— Exercise material —
═══

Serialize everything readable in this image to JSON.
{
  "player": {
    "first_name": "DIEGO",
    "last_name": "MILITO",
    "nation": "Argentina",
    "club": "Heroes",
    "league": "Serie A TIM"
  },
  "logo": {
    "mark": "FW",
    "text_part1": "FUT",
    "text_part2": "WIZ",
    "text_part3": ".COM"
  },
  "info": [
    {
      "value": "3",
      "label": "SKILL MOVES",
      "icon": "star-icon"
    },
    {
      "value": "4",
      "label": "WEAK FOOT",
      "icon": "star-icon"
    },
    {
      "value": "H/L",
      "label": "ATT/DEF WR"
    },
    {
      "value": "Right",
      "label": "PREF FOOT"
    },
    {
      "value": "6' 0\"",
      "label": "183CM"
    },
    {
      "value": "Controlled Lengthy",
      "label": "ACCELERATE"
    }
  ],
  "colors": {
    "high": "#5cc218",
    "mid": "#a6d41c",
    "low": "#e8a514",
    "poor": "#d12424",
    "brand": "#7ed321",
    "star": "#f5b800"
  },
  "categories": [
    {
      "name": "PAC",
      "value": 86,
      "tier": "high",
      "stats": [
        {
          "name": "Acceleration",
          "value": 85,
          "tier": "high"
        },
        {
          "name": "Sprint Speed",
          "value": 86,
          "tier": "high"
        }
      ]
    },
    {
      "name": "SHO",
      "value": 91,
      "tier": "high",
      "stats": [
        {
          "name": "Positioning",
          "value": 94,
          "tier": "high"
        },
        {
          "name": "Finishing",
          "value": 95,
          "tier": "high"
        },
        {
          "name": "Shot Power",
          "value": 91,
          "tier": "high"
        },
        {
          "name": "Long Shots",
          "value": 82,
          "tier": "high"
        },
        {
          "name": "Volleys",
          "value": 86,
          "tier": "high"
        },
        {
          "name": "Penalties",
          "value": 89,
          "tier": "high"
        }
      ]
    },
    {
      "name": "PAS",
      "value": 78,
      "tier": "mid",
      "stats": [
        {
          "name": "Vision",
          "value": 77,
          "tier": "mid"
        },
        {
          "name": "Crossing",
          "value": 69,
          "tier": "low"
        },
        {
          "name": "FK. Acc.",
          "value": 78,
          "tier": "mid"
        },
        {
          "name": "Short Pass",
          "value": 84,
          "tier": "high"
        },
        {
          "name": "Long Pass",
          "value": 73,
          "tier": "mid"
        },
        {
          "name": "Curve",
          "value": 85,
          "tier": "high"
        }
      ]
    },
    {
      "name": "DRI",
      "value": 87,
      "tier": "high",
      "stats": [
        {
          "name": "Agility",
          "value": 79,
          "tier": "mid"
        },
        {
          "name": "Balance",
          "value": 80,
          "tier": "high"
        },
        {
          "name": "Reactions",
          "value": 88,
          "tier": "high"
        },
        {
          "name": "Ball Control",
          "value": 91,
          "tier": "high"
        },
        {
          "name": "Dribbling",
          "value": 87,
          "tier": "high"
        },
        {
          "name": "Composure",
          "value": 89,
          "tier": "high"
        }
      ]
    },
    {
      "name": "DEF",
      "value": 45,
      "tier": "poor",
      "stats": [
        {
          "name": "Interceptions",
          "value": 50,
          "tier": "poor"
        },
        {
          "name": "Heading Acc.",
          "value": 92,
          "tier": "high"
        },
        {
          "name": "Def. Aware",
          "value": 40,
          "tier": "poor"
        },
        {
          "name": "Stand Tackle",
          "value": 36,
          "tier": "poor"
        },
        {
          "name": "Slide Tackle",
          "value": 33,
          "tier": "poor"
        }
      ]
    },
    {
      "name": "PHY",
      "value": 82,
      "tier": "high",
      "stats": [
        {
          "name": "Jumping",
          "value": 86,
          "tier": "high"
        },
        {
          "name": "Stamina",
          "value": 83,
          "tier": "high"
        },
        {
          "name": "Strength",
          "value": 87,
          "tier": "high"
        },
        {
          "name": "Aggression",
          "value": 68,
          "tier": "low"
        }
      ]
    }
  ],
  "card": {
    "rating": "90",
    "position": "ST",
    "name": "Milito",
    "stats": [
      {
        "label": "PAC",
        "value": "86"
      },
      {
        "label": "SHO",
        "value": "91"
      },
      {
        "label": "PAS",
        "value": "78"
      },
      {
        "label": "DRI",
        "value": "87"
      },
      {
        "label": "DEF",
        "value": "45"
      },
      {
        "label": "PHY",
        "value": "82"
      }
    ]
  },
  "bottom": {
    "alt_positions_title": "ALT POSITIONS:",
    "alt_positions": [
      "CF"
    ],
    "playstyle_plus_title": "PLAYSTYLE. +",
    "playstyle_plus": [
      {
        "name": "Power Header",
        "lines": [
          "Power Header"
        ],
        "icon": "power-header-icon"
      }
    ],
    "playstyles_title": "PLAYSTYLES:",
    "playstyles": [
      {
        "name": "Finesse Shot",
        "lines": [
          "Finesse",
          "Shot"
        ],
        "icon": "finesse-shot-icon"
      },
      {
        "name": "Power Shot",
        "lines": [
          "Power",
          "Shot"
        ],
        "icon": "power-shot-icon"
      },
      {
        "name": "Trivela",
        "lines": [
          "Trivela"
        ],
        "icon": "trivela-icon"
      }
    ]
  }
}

═══

Copy the data above exactly. Every line must be included.

— Result of the task —
Serialize everything readable in this image to JSON.
{
  "player": {
    "first_name": "DIEGO",
    "last_name": "MILITO",
    "nation": "Argentina",
    "club": "Heroes",
    "league": "Serie A TIM"
  },
  "logo": {
    "mark": "FW",
    "text_part1": "FUT",
    "text_part2": "WIZ",
    "text_part3": ".COM"
  },
  "info": [
    {
      "value": "3",
      "label": "SKILL MOVES",
      "icon": "star-icon"
    },
    {
      "value": "4",
      "label": "WEAK FOOT",
      "icon": "star-icon"
    },
    {
      "value": "H/L",
      "label": "ATT/DEF WR"
    },
    {
      "value": "Right",
      "label": "PREF FOOT"
    },
    {
      "value": "6' 0\"",
      "label": "183CM"
    },
    {
      "value": "Controlled Lengthy",
      "label": "ACCELERATE"
    }
  ],
  "colors": {
    "high": "#5cc218",
    "mid": "#a6d41c",
    "low": "#e8a514",
    "poor": "#d12424",
    "brand": "#7ed321",
    "star": "#f5b800"
  },
  "categories": [
    {
      "name": "PAC",
      "value": 86,
      "tier": "high",
      "stats": [
        {
          "name": "Acceleration",
          "value": 85,
          "tier": "high"
        },
        {
          "name": "Sprint Speed",
          "value": 86,
          "tier": "high"
        }
      ]
    },
    {
      "name": "SHO",
      "value": 91,
      "tier": "high",
      "stats": [
        {
          "name": "Positioning",
          "value": 94,
          "tier": "high"
        },
        {
          "name": "Finishing",
          "value": 95,
          "tier": "high"
        },
        {
          "name": "Shot Power",
          "value": 91,
          "tier": "high"
        },
        {
          "name": "Long Shots",
          "value": 82,
          "tier": "high"
        },
        {
          "name": "Volleys",
          "value": 86,
          "tier": "high"
        },
        {
          "name": "Penalties",
          "value": 89,
          "tier": "high"
        }
      ]
    },
    {
      "name": "PAS",
      "value": 78,
      "tier": "mid",
      "stats": [
        {
          "name": "Vision",
          "value": 77,
          "tier": "mid"
        },
        {
          "name": "Crossing",
          "value": 69,
          "tier": "low"
        },
        {
          "name": "FK. Acc.",
          "value": 78,
          "tier": "mid"
        },
        {
          "name": "Short Pass",
          "value": 84,
          "tier": "high"
        },
        {
          "name": "Long Pass",
          "value": 73,
          "tier": "mid"
        },
        {
          "name": "Curve",
          "value": 85,
          "tier": "high"
        }
      ]
    },
    {
      "name": "DRI",
      "value": 87,
      "tier": "high",
      "stats": [
        {
          "name": "Agility",
          "value": 79,
          "tier": "mid"
        },
        {
          "name": "Balance",
          "value": 80,
          "tier": "high"
        },
        {
          "name": "Reactions",
          "value": 88,
          "tier": "high"
        },
        {
          "name": "Ball Control",
          "value": 91,
          "tier": "high"
        },
        {
          "name": "Dribbling",
          "value": 87,
          "tier": "high"
        },
        {
          "name": "Composure",
          "value": 89,
          "tier": "high"
        }
      ]
    },
    {
      "name": "DEF",
      "value": 45,
      "tier": "poor",
      "stats": [
        {
          "name": "Interceptions",
          "value": 50,
          "tier": "poor"
        },
        {
          "name": "Heading Acc.",
          "value": 92,
          "tier": "high"
        },
        {
          "name": "Def. Aware",
          "value": 40,
          "tier": "poor"
        },
        {
          "name": "Stand Tackle",
          "value": 36,
          "tier": "poor"
        },
        {
          "name": "Slide Tackle",
          "value": 33,
          "tier": "poor"
        }
      ]
    },
    {
      "name": "PHY",
      "value": 82,
      "tier": "high",
      "stats": [
        {
          "name": "Jumping",
          "value": 86,
          "tier": "high"
        },
        {
          "name": "Stamina",
          "value": 83,
          "tier": "high"
        },
        {
          "name": "Strength",
          "value": 87,
          "tier": "high"
        },
        {
          "name": "Aggression",
          "value": 68,
          "tier": "low"
        }
      ]
    }
  ],
  "card": {
    "rating": "90",
    "position": "ST",
    "name": "Milito",
    "stats": [
      {
        "label": "PAC",
        "value": "86"
      },
      {
        "label": "SHO",
        "value": "91"
      },
      {
        "label": "PAS",
        "value": "78"
      },
      {
        "label": "DRI",
        "value": "87"
      },
      {
        "label": "DEF",
        "value": "45"
      },
      {
        "label": "PHY",
        "value": "82"
      }
    ]
  },
  "bottom": {
    "alt_positions_title": "ALT POSITIONS:",
    "alt_positions": [
      "CF"
    ],
    "playstyle_plus_title": "PLAYSTYLE. +",
    "playstyle_plus": [
      {
        "name": "Power Header",
        "lines": [
          "Power Header"
        ],
        "icon": "power-header-icon"
      }
    ],
    "playstyles_title": "PLAYSTYLES:",
    "playstyles": [
      {
        "name": "Finesse Shot",
        "lines": [
          "Finesse",
          "Shot"
        ],
        "icon": "finesse-shot-icon"
      },
      {
        "name": "Power Shot",
        "lines": [
          "Power",
          "Shot"
        ],
        "icon": "power-shot-icon"
      },
      {
        "name": "Trivela",
        "lines": [
          "Trivela"
        ],
        "icon": "trivela-icon"
      }
    ]
  }
}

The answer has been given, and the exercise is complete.